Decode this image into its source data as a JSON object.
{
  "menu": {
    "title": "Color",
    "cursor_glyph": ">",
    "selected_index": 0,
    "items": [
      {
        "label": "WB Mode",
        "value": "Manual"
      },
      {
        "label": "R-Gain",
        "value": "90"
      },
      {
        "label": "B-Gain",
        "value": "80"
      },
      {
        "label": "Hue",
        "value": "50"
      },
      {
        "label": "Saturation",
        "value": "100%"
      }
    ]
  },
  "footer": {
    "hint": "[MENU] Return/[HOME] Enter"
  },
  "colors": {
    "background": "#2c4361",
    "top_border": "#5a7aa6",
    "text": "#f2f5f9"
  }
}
+ + + + +
DIRECTIONS FOR THIS TASK |
State how many lines of the listing include the word "value". Reply with the number alone.

RESULT FOR THIS TASK |
5